• Set task
Return the entries below verbatim. Pictures stay out.

• Task inputs
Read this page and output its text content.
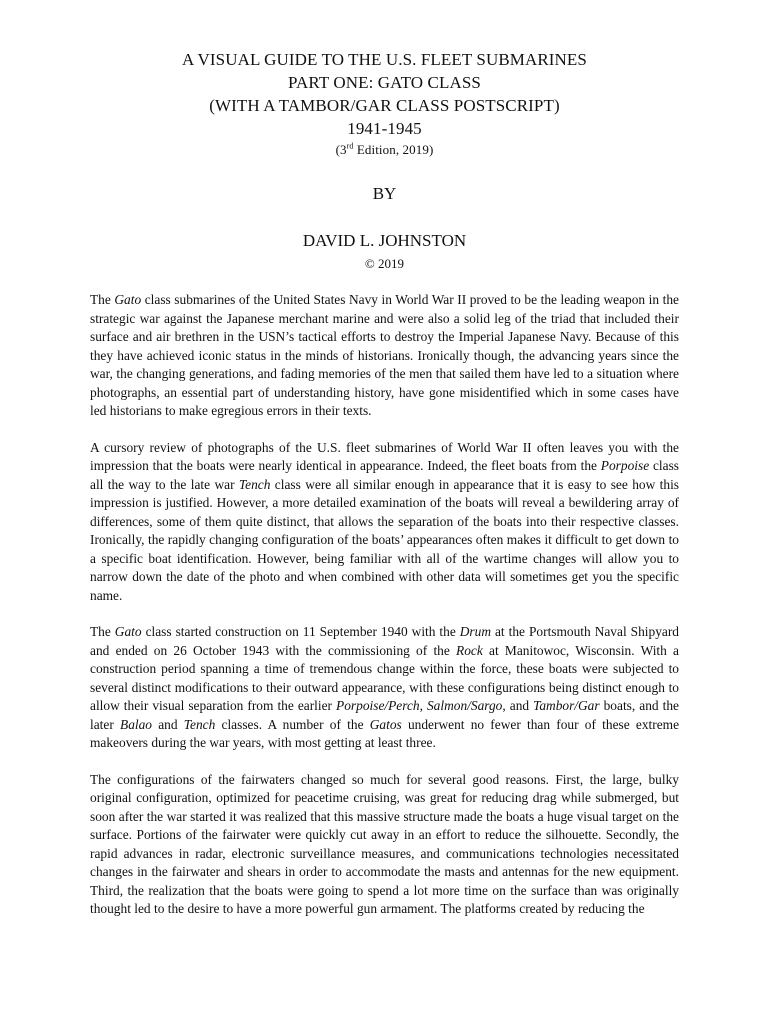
A VISUAL GUIDE TO THE U.S. FLEET SUBMARINES
PART ONE: GATO CLASS
(WITH A TAMBOR/GAR CLASS POSTSCRIPT)
1941-1945
(3rd Edition, 2019)
BY
DAVID L. JOHNSTON
© 2019

The Gato class submarines of the United States Navy in World War II proved to be the leading weapon in the strategic war against the Japanese merchant marine and were also a solid leg of the triad that included their surface and air brethren in the USN’s tactical efforts to destroy the Imperial Japanese Navy. Because of this they have achieved iconic status in the minds of historians. Ironically though, the advancing years since the war, the changing generations, and fading memories of the men that sailed them have led to a situation where photographs, an essential part of understanding history, have gone misidentified which in some cases have led historians to make egregious errors in their texts.

A cursory review of photographs of the U.S. fleet submarines of World War II often leaves you with the impression that the boats were nearly identical in appearance. Indeed, the fleet boats from the Porpoise class all the way to the late war Tench class were all similar enough in appearance that it is easy to see how this impression is justified. However, a more detailed examination of the boats will reveal a bewildering array of differences, some of them quite distinct, that allows the separation of the boats into their respective classes. Ironically, the rapidly changing configuration of the boats’ appearances often makes it difficult to get down to a specific boat identification. However, being familiar with all of the wartime changes will allow you to narrow down the date of the photo and when combined with other data will sometimes get you the specific name.

The Gato class started construction on 11 September 1940 with the Drum at the Portsmouth Naval Shipyard and ended on 26 October 1943 with the commissioning of the Rock at Manitowoc, Wisconsin. With a construction period spanning a time of tremendous change within the force, these boats were subjected to several distinct modifications to their outward appearance, with these configurations being distinct enough to allow their visual separation from the earlier Porpoise/Perch, Salmon/Sargo, and Tambor/Gar boats, and the later Balao and Tench classes. A number of the Gatos underwent no fewer than four of these extreme makeovers during the war years, with most getting at least three.

The configurations of the fairwaters changed so much for several good reasons. First, the large, bulky original configuration, optimized for peacetime cruising, was great for reducing drag while submerged, but soon after the war started it was realized that this massive structure made the boats a huge visual target on the surface. Portions of the fairwater were quickly cut away in an effort to reduce the silhouette. Secondly, the rapid advances in radar, electronic surveillance measures, and communications technologies necessitated changes in the fairwater and shears in order to accommodate the masts and antennas for the new equipment. Third, the realization that the boats were going to spend a lot more time on the surface than was originally thought led to the desire to have a more powerful gun armament. The platforms created by reducing the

• Reply to the task
Read this page and output its text content.
A VISUAL GUIDE TO THE U.S. FLEET SUBMARINES
PART ONE: GATO CLASS
(WITH A TAMBOR/GAR CLASS POSTSCRIPT)
1941-1945
(3rd Edition, 2019)
BY
DAVID L. JOHNSTON
© 2019

The Gato class submarines of the United States Navy in World War II proved to be the leading weapon in the strategic war against the Japanese merchant marine and were also a solid leg of the triad that included their surface and air brethren in the USN’s tactical efforts to destroy the Imperial Japanese Navy. Because of this they have achieved iconic status in the minds of historians. Ironically though, the advancing years since the war, the changing generations, and fading memories of the men that sailed them have led to a situation where photographs, an essential part of understanding history, have gone misidentified which in some cases have led historians to make egregious errors in their texts.

A cursory review of photographs of the U.S. fleet submarines of World War II often leaves you with the impression that the boats were nearly identical in appearance. Indeed, the fleet boats from the Porpoise class all the way to the late war Tench class were all similar enough in appearance that it is easy to see how this impression is justified. However, a more detailed examination of the boats will reveal a bewildering array of differences, some of them quite distinct, that allows the separation of the boats into their respective classes. Ironically, the rapidly changing configuration of the boats’ appearances often makes it difficult to get down to a specific boat identification. However, being familiar with all of the wartime changes will allow you to narrow down the date of the photo and when combined with other data will sometimes get you the specific name.

The Gato class started construction on 11 September 1940 with the Drum at the Portsmouth Naval Shipyard and ended on 26 October 1943 with the commissioning of the Rock at Manitowoc, Wisconsin. With a construction period spanning a time of tremendous change within the force, these boats were subjected to several distinct modifications to their outward appearance, with these configurations being distinct enough to allow their visual separation from the earlier Porpoise/Perch, Salmon/Sargo, and Tambor/Gar boats, and the later Balao and Tench classes. A number of the Gatos underwent no fewer than four of these extreme makeovers during the war years, with most getting at least three.

The configurations of the fairwaters changed so much for several good reasons. First, the large, bulky original configuration, optimized for peacetime cruising, was great for reducing drag while submerged, but soon after the war started it was realized that this massive structure made the boats a huge visual target on the surface. Portions of the fairwater were quickly cut away in an effort to reduce the silhouette. Secondly, the rapid advances in radar, electronic surveillance measures, and communications technologies necessitated changes in the fairwater and shears in order to accommodate the masts and antennas for the new equipment. Third, the realization that the boats were going to spend a lot more time on the surface than was originally thought led to the desire to have a more powerful gun armament. The platforms created by reducing the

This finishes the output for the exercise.